**What the exercise asks:** Search the material below for the string "hlavně" and list each line that holds it.
## BEGIN Data for processing
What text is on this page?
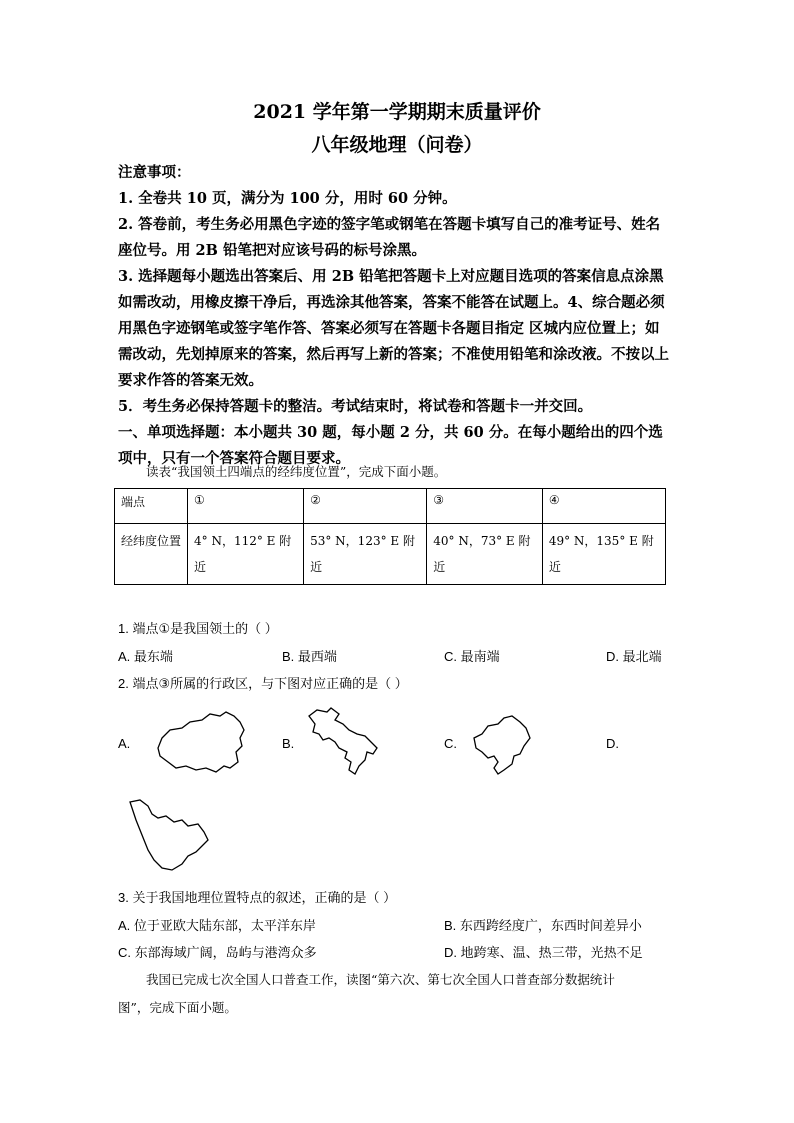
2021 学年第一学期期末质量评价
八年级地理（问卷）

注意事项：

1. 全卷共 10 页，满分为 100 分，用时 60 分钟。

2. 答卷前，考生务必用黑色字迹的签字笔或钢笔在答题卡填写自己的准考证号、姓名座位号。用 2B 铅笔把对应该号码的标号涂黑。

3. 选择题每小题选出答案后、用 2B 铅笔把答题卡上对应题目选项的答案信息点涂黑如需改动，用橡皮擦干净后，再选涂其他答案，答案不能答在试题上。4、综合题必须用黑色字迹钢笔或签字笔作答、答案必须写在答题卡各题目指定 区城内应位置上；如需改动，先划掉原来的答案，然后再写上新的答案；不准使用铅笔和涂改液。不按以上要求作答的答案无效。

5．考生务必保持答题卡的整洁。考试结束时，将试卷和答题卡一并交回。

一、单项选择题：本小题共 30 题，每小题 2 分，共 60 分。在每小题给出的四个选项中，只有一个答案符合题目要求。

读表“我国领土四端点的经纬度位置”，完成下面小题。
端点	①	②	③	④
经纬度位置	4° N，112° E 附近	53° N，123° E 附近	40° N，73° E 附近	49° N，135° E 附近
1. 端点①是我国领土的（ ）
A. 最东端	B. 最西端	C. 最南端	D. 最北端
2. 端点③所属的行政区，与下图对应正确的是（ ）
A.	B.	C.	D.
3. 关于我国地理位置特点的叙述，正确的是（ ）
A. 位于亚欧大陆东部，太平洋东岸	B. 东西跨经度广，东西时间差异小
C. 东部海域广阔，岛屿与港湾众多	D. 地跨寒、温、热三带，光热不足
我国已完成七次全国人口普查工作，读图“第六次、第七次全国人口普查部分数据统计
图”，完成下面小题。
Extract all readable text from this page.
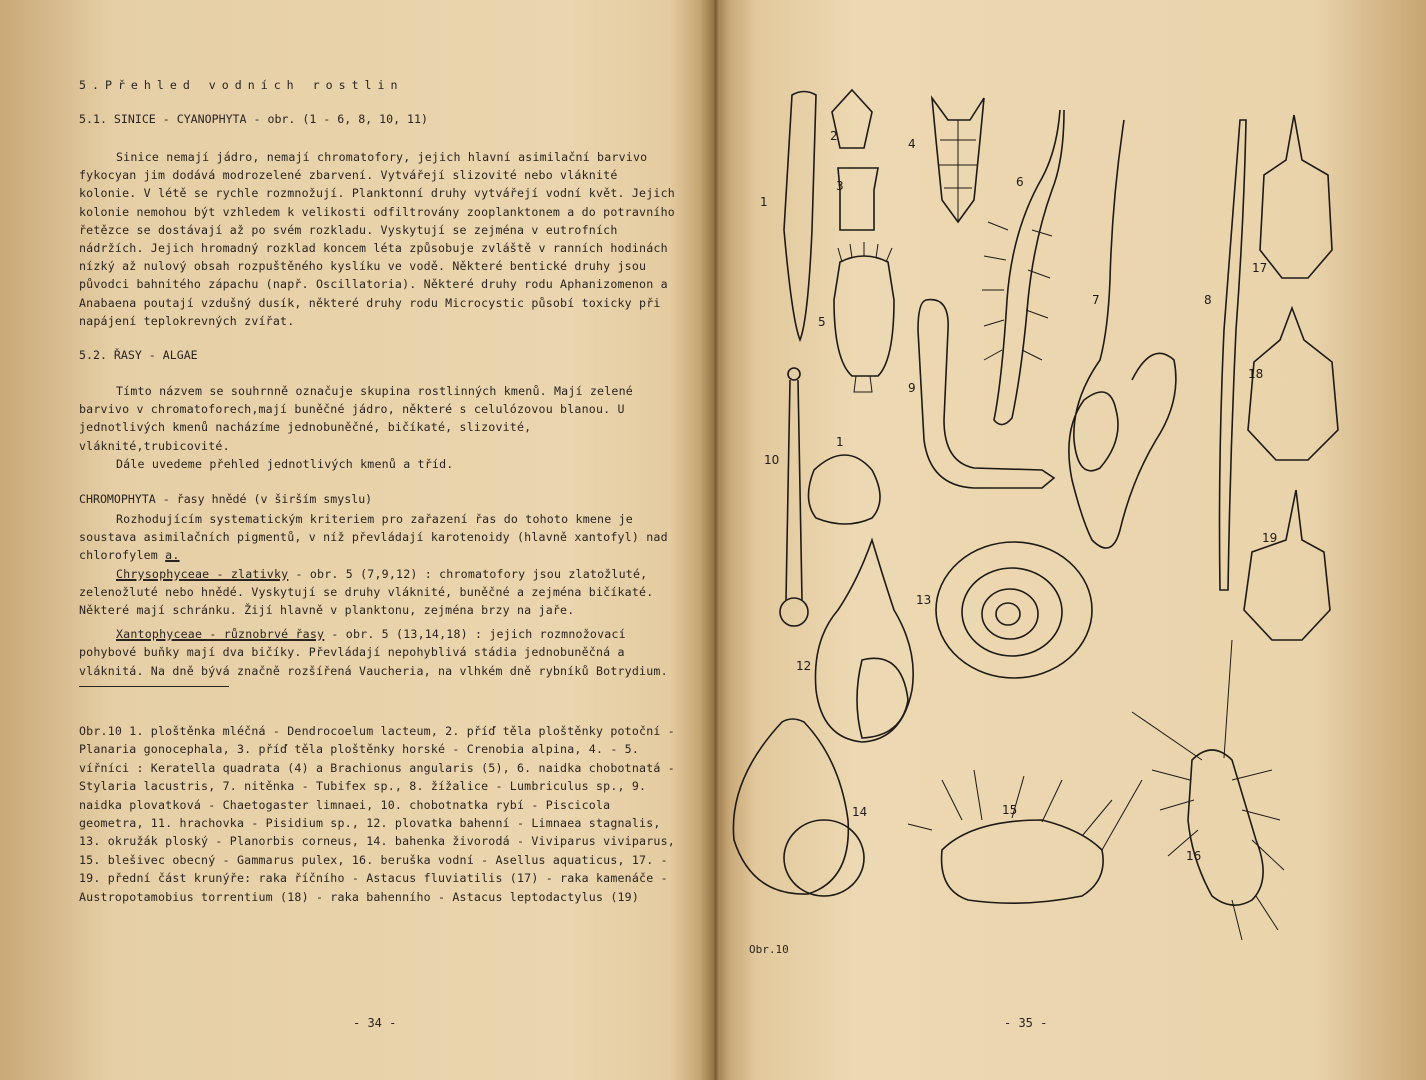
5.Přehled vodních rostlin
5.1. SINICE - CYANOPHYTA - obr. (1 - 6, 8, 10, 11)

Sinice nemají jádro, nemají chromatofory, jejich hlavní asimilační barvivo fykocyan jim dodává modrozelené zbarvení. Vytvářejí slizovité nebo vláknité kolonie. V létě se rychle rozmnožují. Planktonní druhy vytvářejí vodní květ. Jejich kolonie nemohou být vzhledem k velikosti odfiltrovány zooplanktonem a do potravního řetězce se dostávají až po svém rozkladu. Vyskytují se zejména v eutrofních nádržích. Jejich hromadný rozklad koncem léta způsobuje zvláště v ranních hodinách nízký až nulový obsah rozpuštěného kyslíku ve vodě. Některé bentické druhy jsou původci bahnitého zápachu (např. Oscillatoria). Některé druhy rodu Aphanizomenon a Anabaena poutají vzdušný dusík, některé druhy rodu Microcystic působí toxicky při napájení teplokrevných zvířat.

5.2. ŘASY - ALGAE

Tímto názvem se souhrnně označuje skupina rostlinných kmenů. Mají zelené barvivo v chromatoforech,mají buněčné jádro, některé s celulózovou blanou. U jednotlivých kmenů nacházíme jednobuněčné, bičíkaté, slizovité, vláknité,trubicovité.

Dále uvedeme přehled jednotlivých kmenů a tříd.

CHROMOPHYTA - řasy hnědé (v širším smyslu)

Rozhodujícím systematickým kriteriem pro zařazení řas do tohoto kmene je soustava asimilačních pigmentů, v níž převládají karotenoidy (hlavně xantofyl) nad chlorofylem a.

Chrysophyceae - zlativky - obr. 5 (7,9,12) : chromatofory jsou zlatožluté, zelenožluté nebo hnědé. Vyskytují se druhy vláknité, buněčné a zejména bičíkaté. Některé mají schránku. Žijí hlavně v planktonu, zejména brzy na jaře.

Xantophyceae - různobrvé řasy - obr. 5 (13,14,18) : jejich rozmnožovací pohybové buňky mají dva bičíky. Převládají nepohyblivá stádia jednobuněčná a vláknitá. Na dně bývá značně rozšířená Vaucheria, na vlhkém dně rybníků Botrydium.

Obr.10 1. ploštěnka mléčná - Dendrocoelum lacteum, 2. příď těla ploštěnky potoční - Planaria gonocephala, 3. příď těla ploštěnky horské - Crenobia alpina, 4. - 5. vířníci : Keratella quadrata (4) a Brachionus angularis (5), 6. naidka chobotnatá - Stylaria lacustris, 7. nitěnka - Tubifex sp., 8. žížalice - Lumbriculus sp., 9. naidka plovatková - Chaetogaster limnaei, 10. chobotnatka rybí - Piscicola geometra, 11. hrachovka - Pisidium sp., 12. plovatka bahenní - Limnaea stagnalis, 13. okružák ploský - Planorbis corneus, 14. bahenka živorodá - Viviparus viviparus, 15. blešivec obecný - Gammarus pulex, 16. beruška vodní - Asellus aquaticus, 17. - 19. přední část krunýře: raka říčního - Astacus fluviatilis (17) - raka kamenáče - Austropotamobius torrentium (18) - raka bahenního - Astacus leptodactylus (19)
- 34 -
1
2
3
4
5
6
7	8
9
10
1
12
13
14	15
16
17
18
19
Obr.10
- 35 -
## END Data for processing
**Written answer:**
Rozhodujícím systematickým kriteriem pro zařazení řas do tohoto kmene je soustava asimilačních pigmentů, v níž převládají karotenoidy (hlavně xantofyl) nad chlorofylem a.
Chrysophyceae - zlativky - obr. 5 (7,9,12) : chromatofory jsou zlatožluté, zelenožluté nebo hnědé. Vyskytují se druhy vláknité, buněčné a zejména bičíkaté. Některé mají schránku. Žijí hlavně v planktonu, zejména brzy na jaře.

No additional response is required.